_Extract to read_
[start]
The fastest way to sharpen your real estate Instagram is to study accounts that are already working. Browse this list of 25, identify two or three whose style fits your market, and borrow their best moves.
Each account is annotated by category, content style, and the one lesson it teaches most clearly. Treat this as a working reference, not a passive scroll list.
25 real estate Instagram accounts to follow in 2026
The 25 best real estate Instagram accounts span five categories: luxury listing showcases, coaching educators, relatable content creators, brokerage brands, and industry reference media. Each teaches a different content skill, from hook writing to visual consistency.
Luxury and listing showcase
Ryan Serhant (@ryanserhant) posts listing tours, business content, and behind-the-scenes of high-volume deal-making from New York and nationally. Every post builds toward a larger narrative, giving viewers a reason to return. His Reels typically open on movement, a door swinging open or a camera gliding toward a view, earning the first three seconds before the home is fully revealed.
Fredrik Eklund (@fredrikeklund) mixes luxury listing reveals with lifestyle moments and personal content. Market posts and personal life coexist on one profile without competing. His listing cover frames almost always highlight the single most dramatic room in the property.
Josh Flagg (@joshflagg1) posts Beverly Hills and Bel-Air architectural tours. The pattern is clean, wide shots with minimal graphic overlays. The home carries the post, and the caption delivers the key facts: price, beds, square footage, and a question to spark comments.
Josh Altman (@thejoshaltman) leads with fast, high-energy market commentary and listing previews. His format shows how to make a market update feel urgent in under 30 seconds. Short captions, bold statements, direct delivery.
Tracy Tutor (@tracytutor) blends luxury listings with candid agent-life content. Viewers know her voice and point of view before the listing details arrive. Personality anchors the feed.
Aaron Kirman (@aaronkirman) posts ultra-luxury architectural properties in Los Angeles. Watch how he photographs glass, water, and light. One compelling visual detail carries a post further than five average shots of the same room.
Mauricio Umansky (@mauricioumansky) runs a mix of listing showcases and brand-building content for The Agency. His profile demonstrates how a team leader can simultaneously highlight the brand, the agents, and the listings without any one element crowding the others.
Coaches and educators
Tom Ferry (@tomferry) runs one of the largest real estate coaching brands on the platform. His short-form videos cover scripts, lead generation, and market positioning. The format: tight talking-head clips with text overlays restating the key point, built for sound-off viewing.
[end]
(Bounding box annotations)
[start]
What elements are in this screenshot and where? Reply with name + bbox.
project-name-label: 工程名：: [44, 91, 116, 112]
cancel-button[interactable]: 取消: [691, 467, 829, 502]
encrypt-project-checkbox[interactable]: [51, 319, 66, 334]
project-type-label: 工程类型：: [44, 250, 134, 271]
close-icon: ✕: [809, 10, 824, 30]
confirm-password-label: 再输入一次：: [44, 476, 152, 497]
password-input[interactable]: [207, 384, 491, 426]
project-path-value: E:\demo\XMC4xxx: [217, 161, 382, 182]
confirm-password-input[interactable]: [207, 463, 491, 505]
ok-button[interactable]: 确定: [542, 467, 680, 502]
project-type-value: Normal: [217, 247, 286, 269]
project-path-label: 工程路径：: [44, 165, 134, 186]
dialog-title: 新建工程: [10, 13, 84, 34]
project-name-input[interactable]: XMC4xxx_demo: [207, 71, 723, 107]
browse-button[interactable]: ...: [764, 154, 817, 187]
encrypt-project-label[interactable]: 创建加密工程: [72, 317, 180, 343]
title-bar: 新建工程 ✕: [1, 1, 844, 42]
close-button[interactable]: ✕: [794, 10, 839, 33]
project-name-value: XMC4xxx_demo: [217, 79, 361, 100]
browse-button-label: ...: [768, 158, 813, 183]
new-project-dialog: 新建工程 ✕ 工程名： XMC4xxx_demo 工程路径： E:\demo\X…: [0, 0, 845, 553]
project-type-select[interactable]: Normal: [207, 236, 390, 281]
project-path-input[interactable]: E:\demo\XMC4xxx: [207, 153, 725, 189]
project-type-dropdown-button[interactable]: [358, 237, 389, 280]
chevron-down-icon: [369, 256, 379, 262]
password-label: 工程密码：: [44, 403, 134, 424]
[end]
_Your tasks_
A – In the article on real estate Instagram accounts above, what key facts does Josh Flagg's caption deliver?
B – Continue the article on real estate Instagram accounts from its final sentence.

_Task results_
A – Price, beds, square footage, and a question to spark comments.

B –
Katie Lance (@katielance) focuses on social media strategy built specifically for real estate agents. Her posts break down what content formats perform, why they work, and how to plan a calendar around them. If you want to understand real estate social media from the inside, her account is a direct reference.
Chelsea Peitz (@chelsea.peitz) covers video marketing and personal branding for agents. Her content is instructional and practical, focused on what an agent can execute this week with a phone and a simple editing workflow.
Krista Mashore (@kristamashore) posts video marketing training, behind-the-scenes of her own campaigns, and lead generation tactics. The mix of teaching and process transparency is the model: she shows both the result and how she got there.
Brian Buffini (@brianbuffini) focuses on relationship-based business building. His content is primarily motivational and educational, aimed at agents building a long-term referral business through consistent client care.
Grant Cardone (@grantcardone) covers real estate investing, sales, and business growth. His production quality is high and his hooks are direct. Useful for agents who want to study direct-response content formats, even if his investor focus differs from residential listing work.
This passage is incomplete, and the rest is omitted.